• WHAT THE TASK REQUIRES
Print the full listing exactly.

:: EXERCISE MATERIALS

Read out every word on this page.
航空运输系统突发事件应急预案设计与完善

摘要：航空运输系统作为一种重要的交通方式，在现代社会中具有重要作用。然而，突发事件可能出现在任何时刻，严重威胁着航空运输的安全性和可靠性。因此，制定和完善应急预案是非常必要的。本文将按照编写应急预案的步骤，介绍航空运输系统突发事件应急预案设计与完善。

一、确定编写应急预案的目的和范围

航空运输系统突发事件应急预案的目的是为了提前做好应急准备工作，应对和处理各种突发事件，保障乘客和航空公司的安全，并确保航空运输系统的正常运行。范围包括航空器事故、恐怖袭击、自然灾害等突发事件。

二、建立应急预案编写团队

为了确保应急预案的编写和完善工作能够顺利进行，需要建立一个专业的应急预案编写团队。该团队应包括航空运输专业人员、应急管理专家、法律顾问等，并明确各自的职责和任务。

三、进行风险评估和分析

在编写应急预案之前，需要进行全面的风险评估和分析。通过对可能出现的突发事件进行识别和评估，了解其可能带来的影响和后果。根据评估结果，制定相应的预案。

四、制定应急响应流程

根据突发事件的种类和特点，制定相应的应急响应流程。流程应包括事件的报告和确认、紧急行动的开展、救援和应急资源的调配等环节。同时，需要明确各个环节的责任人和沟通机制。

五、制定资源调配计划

::::

• TASK SOLUTION
Read out every word on this page.
航空运输系统突发事件应急预案设计与完善

摘要：航空运输系统作为一种重要的交通方式，在现代社会中具有重要作用。然而，突发事件可能出现在任何时刻，严重威胁着航空运输的安全性和可靠性。因此，制定和完善应急预案是非常必要的。本文将按照编写应急预案的步骤，介绍航空运输系统突发事件应急预案设计与完善。

一、确定编写应急预案的目的和范围

航空运输系统突发事件应急预案的目的是为了提前做好应急准备工作，应对和处理各种突发事件，保障乘客和航空公司的安全，并确保航空运输系统的正常运行。范围包括航空器事故、恐怖袭击、自然灾害等突发事件。

二、建立应急预案编写团队

为了确保应急预案的编写和完善工作能够顺利进行，需要建立一个专业的应急预案编写团队。该团队应包括航空运输专业人员、应急管理专家、法律顾问等，并明确各自的职责和任务。

三、进行风险评估和分析

在编写应急预案之前，需要进行全面的风险评估和分析。通过对可能出现的突发事件进行识别和评估，了解其可能带来的影响和后果。根据评估结果，制定相应的预案。

四、制定应急响应流程

根据突发事件的种类和特点，制定相应的应急响应流程。流程应包括事件的报告和确认、紧急行动的开展、救援和应急资源的调配等环节。同时，需要明确各个环节的责任人和沟通机制。

五、制定资源调配计划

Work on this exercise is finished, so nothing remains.